PROBLEM STATEMENT: Below are the records. Count the lines containing the string "TradingView", and reply with the number alone.

RECORDS PROVIDED:

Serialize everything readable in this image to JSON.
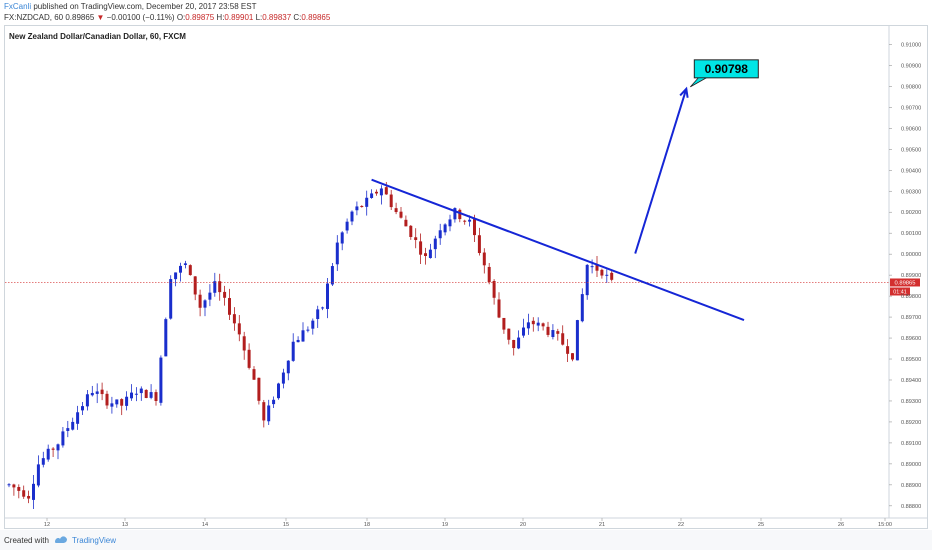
{
  "header": {
    "author": "FxCanli",
    "published_text": "published on TradingView.com, December 20, 2017 23:58 EST",
    "symbol": "FX:NZDCAD, 60",
    "last": "0.89865",
    "change": "−0.00100 (−0.11%)",
    "open_label": "O:",
    "open": "0.89875",
    "high_label": "H:",
    "high": "0.89901",
    "low_label": "L:",
    "low": "0.89837",
    "close_label": "C:",
    "close": "0.89865"
  },
  "footer": {
    "created_with": "Created with",
    "brand": "TradingView"
  },
  "colors": {
    "bull": "#1a2ecc",
    "bear": "#b21e1e",
    "trendline": "#1526d6",
    "target_fill": "#00e5e5",
    "price_line": "#d32f2f"
  },
  "chart_data": {
    "type": "candlestick",
    "title": "New Zealand Dollar/Canadian Dollar, 60, FXCM",
    "x_ticks": [
      "12",
      "13",
      "14",
      "15",
      "18",
      "19",
      "20",
      "21",
      "22",
      "25",
      "26",
      "15:00"
    ],
    "y_ticks": [
      "0.91000",
      "0.90900",
      "0.90800",
      "0.90700",
      "0.90600",
      "0.90500",
      "0.90400",
      "0.90300",
      "0.90200",
      "0.90100",
      "0.90000",
      "0.89900",
      "0.89800",
      "0.89700",
      "0.89600",
      "0.89500",
      "0.89400",
      "0.89300",
      "0.89200",
      "0.89100",
      "0.89000",
      "0.88900",
      "0.88800"
    ],
    "ylim": [
      0.888,
      0.911
    ],
    "current_price_label": "0.89865",
    "countdown_label": "01:41",
    "target_label": "0.90798",
    "path": [
      [
        0,
        0.889
      ],
      [
        4,
        0.8885
      ],
      [
        6,
        0.89
      ],
      [
        10,
        0.891
      ],
      [
        14,
        0.8925
      ],
      [
        17,
        0.8935
      ],
      [
        20,
        0.893
      ],
      [
        23,
        0.8928
      ],
      [
        26,
        0.8935
      ],
      [
        30,
        0.8932
      ],
      [
        33,
        0.899
      ],
      [
        36,
        0.8995
      ],
      [
        39,
        0.8975
      ],
      [
        42,
        0.8985
      ],
      [
        45,
        0.8973
      ],
      [
        47,
        0.8962
      ],
      [
        50,
        0.894
      ],
      [
        52,
        0.892
      ],
      [
        55,
        0.8938
      ],
      [
        58,
        0.8958
      ],
      [
        61,
        0.8965
      ],
      [
        64,
        0.8975
      ],
      [
        67,
        0.9005
      ],
      [
        70,
        0.902
      ],
      [
        73,
        0.9025
      ],
      [
        76,
        0.9032
      ],
      [
        79,
        0.902
      ],
      [
        82,
        0.901
      ],
      [
        85,
        0.8998
      ],
      [
        88,
        0.9013
      ],
      [
        91,
        0.902
      ],
      [
        94,
        0.9015
      ],
      [
        97,
        0.8995
      ],
      [
        100,
        0.897
      ],
      [
        103,
        0.8955
      ],
      [
        106,
        0.8968
      ],
      [
        109,
        0.8965
      ],
      [
        112,
        0.896
      ],
      [
        115,
        0.8952
      ],
      [
        118,
        0.8995
      ],
      [
        121,
        0.8992
      ],
      [
        123,
        0.8986
      ]
    ],
    "trendline": {
      "from": [
        74,
        0.90355
      ],
      "to": [
        150,
        0.89686
      ]
    },
    "target_arrow": {
      "from": [
        118,
        0.90003
      ],
      "to": [
        127,
        0.90798
      ]
    }
  }
}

EXERCISE RESPONSE: 2